** BEGIN ENTRIES SUPPLIED **
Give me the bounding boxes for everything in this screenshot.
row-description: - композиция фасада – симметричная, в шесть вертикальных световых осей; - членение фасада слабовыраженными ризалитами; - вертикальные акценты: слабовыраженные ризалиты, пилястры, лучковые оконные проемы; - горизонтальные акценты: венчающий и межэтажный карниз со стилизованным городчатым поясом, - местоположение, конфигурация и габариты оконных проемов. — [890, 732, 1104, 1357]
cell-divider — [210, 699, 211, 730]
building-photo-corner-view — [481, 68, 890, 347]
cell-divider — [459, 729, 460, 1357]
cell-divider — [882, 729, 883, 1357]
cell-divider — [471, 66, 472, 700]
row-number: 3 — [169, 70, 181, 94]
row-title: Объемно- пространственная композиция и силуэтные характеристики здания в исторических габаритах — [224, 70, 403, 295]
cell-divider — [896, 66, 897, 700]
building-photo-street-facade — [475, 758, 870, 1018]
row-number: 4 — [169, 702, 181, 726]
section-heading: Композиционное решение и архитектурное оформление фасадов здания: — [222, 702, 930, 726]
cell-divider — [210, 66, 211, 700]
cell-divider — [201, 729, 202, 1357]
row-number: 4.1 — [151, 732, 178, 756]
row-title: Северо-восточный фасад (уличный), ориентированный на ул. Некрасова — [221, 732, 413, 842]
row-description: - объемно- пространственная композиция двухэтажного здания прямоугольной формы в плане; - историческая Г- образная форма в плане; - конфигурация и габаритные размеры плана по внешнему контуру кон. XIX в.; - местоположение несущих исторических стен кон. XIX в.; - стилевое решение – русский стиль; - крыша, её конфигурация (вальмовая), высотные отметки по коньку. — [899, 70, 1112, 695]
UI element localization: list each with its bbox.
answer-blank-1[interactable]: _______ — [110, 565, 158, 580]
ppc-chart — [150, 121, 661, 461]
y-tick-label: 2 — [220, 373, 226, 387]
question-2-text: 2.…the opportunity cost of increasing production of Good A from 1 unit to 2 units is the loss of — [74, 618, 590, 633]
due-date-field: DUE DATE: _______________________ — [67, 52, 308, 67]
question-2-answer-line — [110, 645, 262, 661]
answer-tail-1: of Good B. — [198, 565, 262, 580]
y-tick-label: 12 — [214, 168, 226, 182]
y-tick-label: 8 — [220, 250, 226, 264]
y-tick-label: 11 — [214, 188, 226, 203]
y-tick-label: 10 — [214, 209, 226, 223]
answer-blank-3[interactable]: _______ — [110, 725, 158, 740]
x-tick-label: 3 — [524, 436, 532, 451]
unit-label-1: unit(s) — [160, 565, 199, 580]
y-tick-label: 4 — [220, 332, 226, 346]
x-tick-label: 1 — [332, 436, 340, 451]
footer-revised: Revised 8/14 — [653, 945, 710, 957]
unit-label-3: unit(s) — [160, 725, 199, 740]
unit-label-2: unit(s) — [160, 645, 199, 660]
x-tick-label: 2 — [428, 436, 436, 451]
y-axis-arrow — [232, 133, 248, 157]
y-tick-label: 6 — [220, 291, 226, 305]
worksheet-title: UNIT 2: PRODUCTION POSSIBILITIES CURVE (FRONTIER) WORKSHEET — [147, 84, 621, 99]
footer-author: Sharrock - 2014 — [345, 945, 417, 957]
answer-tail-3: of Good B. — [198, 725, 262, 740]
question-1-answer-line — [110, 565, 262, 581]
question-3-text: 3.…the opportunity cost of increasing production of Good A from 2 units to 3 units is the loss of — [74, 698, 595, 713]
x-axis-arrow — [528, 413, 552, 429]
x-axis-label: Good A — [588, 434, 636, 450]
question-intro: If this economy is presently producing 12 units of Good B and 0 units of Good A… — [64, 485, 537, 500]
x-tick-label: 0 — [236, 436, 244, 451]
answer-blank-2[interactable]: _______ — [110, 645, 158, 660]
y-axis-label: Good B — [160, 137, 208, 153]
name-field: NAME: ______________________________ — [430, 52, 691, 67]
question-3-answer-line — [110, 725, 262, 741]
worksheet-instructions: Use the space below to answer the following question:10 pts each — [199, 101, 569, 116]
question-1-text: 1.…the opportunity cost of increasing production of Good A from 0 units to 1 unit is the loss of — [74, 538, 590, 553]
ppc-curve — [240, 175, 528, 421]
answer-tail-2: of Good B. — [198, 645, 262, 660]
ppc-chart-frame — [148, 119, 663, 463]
** END ENTRIES SUPPLIED **
Convert every line of all the entries above into a JSON list of strings, one string per line, omitting blank lines.

## THE SOLUTION
[
  "Give me the bounding boxes for everything in this screenshot.",
  "row-description: - композиция фасада – симметричная, в шесть вертикальных световых осей; - членение фасада слабовыраженными ризалитами; - вертикальные акценты: слабовыраженные ризалиты, пилястры, лучковые оконные проемы; - горизонтальные акценты: венчающий и межэтажный карниз со стилизованным городчатым поясом, - местоположение, конфигурация и габариты оконных проемов. — [890, 732, 1104, 1357]",
  "cell-divider — [210, 699, 211, 730]",
  "building-photo-corner-view — [481, 68, 890, 347]",
  "cell-divider — [459, 729, 460, 1357]",
  "cell-divider — [882, 729, 883, 1357]",
  "cell-divider — [471, 66, 472, 700]",
  "row-number: 3 — [169, 70, 181, 94]",
  "row-title: Объемно- пространственная композиция и силуэтные характеристики здания в исторических габаритах — [224, 70, 403, 295]",
  "cell-divider — [896, 66, 897, 700]",
  "building-photo-street-facade — [475, 758, 870, 1018]",
  "row-number: 4 — [169, 702, 181, 726]",
  "section-heading: Композиционное решение и архитектурное оформление фасадов здания: — [222, 702, 930, 726]",
  "cell-divider — [210, 66, 211, 700]",
  "cell-divider — [201, 729, 202, 1357]",
  "row-number: 4.1 — [151, 732, 178, 756]",
  "row-title: Северо-восточный фасад (уличный), ориентированный на ул. Некрасова — [221, 732, 413, 842]",
  "row-description: - объемно- пространственная композиция двухэтажного здания прямоугольной формы в плане; - историческая Г- образная форма в плане; - конфигурация и габаритные размеры плана по внешнему контуру кон. XIX в.; - местоположение несущих исторических стен кон. XIX в.; - стилевое решение – русский стиль; - крыша, её конфигурация (вальмовая), высотные отметки по коньку. — [899, 70, 1112, 695]",
  "UI element localization: list each with its bbox.",
  "answer-blank-1[interactable]: _______ — [110, 565, 158, 580]",
  "ppc-chart — [150, 121, 661, 461]",
  "y-tick-label: 2 — [220, 373, 226, 387]",
  "question-2-text: 2.…the opportunity cost of increasing production of Good A from 1 unit to 2 units is the loss of — [74, 618, 590, 633]",
  "due-date-field: DUE DATE: _______________________ — [67, 52, 308, 67]",
  "question-2-answer-line — [110, 645, 262, 661]",
  "answer-tail-1: of Good B. — [198, 565, 262, 580]",
  "y-tick-label: 12 — [214, 168, 226, 182]",
  "y-tick-label: 8 — [220, 250, 226, 264]",
  "y-tick-label: 11 — [214, 188, 226, 203]",
  "y-tick-label: 10 — [214, 209, 226, 223]",
  "answer-blank-3[interactable]: _______ — [110, 725, 158, 740]",
  "x-tick-label: 3 — [524, 436, 532, 451]",
  "unit-label-1: unit(s) — [160, 565, 199, 580]",
  "y-tick-label: 4 — [220, 332, 226, 346]",
  "x-tick-label: 1 — [332, 436, 340, 451]",
  "footer-revised: Revised 8/14 — [653, 945, 710, 957]",
  "unit-label-3: unit(s) — [160, 725, 199, 740]",
  "unit-label-2: unit(s) — [160, 645, 199, 660]",
  "x-tick-label: 2 — [428, 436, 436, 451]",
  "y-axis-arrow — [232, 133, 248, 157]",
  "y-tick-label: 6 — [220, 291, 226, 305]",
  "worksheet-title: UNIT 2: PRODUCTION POSSIBILITIES CURVE (FRONTIER) WORKSHEET — [147, 84, 621, 99]",
  "footer-author: Sharrock - 2014 — [345, 945, 417, 957]",
  "answer-tail-3: of Good B. — [198, 725, 262, 740]",
  "question-1-answer-line — [110, 565, 262, 581]",
  "question-3-text: 3.…the opportunity cost of increasing production of Good A from 2 units to 3 units is the loss of — [74, 698, 595, 713]",
  "x-axis-arrow — [528, 413, 552, 429]",
  "x-axis-label: Good A — [588, 434, 636, 450]",
  "question-intro: If this economy is presently producing 12 units of Good B and 0 units of Good A… — [64, 485, 537, 500]",
  "x-tick-label: 0 — [236, 436, 244, 451]",
  "answer-blank-2[interactable]: _______ — [110, 645, 158, 660]",
  "y-axis-label: Good B — [160, 137, 208, 153]",
  "name-field: NAME: ______________________________ — [430, 52, 691, 67]",
  "question-3-answer-line — [110, 725, 262, 741]",
  "worksheet-instructions: Use the space below to answer the following question:10 pts each — [199, 101, 569, 116]",
  "question-1-text: 1.…the opportunity cost of increasing production of Good A from 0 units to 1 unit is the loss of — [74, 538, 590, 553]",
  "ppc-curve — [240, 175, 528, 421]",
  "answer-tail-2: of Good B. — [198, 645, 262, 660]",
  "ppc-chart-frame — [148, 119, 663, 463]"
]